* **Entries supplied**

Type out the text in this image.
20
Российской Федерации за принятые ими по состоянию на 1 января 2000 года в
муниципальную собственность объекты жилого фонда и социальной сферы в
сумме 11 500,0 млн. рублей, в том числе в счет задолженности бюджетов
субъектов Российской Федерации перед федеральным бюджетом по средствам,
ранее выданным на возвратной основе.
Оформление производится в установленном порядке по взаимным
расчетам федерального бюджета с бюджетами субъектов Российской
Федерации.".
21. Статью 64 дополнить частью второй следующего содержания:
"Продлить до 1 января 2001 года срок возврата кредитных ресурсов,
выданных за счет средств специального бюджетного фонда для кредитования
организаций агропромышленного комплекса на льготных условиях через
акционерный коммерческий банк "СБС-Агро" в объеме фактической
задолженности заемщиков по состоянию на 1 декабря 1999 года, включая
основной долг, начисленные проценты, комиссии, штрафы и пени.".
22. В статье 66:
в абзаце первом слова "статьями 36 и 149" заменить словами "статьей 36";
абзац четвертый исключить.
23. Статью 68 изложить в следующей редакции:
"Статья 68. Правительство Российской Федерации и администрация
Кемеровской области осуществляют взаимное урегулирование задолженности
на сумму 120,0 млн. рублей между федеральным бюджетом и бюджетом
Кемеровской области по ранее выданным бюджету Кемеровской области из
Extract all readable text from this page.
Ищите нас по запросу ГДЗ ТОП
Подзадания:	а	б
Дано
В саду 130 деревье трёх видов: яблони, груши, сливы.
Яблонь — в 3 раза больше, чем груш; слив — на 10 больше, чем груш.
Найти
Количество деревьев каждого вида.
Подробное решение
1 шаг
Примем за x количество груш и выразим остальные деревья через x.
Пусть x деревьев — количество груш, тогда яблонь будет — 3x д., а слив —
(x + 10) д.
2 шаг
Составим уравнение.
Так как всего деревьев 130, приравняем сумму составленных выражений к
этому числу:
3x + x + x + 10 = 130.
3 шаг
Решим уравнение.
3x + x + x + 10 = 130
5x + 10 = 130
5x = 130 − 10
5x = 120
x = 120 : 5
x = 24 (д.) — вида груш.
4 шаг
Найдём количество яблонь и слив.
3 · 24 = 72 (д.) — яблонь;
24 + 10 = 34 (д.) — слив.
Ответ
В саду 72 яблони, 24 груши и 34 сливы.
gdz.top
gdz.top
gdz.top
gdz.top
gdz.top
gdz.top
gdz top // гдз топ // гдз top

* **Given request**
Extract the complete listing above, reproducing each line exactly.

* **Output below**
Type out the text in this image.
20
Российской Федерации за принятые ими по состоянию на 1 января 2000 года в
муниципальную собственность объекты жилого фонда и социальной сферы в
сумме 11 500,0 млн. рублей, в том числе в счет задолженности бюджетов
субъектов Российской Федерации перед федеральным бюджетом по средствам,
ранее выданным на возвратной основе.
Оформление производится в установленном порядке по взаимным
расчетам федерального бюджета с бюджетами субъектов Российской
Федерации.".
21. Статью 64 дополнить частью второй следующего содержания:
"Продлить до 1 января 2001 года срок возврата кредитных ресурсов,
выданных за счет средств специального бюджетного фонда для кредитования
организаций агропромышленного комплекса на льготных условиях через
акционерный коммерческий банк "СБС-Агро" в объеме фактической
задолженности заемщиков по состоянию на 1 декабря 1999 года, включая
основной долг, начисленные проценты, комиссии, штрафы и пени.".
22. В статье 66:
в абзаце первом слова "статьями 36 и 149" заменить словами "статьей 36";
абзац четвертый исключить.
23. Статью 68 изложить в следующей редакции:
"Статья 68. Правительство Российской Федерации и администрация
Кемеровской области осуществляют взаимное урегулирование задолженности
на сумму 120,0 млн. рублей между федеральным бюджетом и бюджетом
Кемеровской области по ранее выданным бюджету Кемеровской области из
Extract all readable text from this page.
Ищите нас по запросу ГДЗ ТОП
Подзадания:	а	б
Дано
В саду 130 деревье трёх видов: яблони, груши, сливы.
Яблонь — в 3 раза больше, чем груш; слив — на 10 больше, чем груш.
Найти
Количество деревьев каждого вида.
Подробное решение
1 шаг
Примем за x количество груш и выразим остальные деревья через x.
Пусть x деревьев — количество груш, тогда яблонь будет — 3x д., а слив —
(x + 10) д.
2 шаг
Составим уравнение.
Так как всего деревьев 130, приравняем сумму составленных выражений к
этому числу:
3x + x + x + 10 = 130.
3 шаг
Решим уравнение.
3x + x + x + 10 = 130
5x + 10 = 130
5x = 130 − 10
5x = 120
x = 120 : 5
x = 24 (д.) — вида груш.
4 шаг
Найдём количество яблонь и слив.
3 · 24 = 72 (д.) — яблонь;
24 + 10 = 34 (д.) — слив.
Ответ
В саду 72 яблони, 24 груши и 34 сливы.
gdz.top
gdz.top
gdz.top
gdz.top
gdz.top
gdz.top
gdz top // гдз топ // гдз top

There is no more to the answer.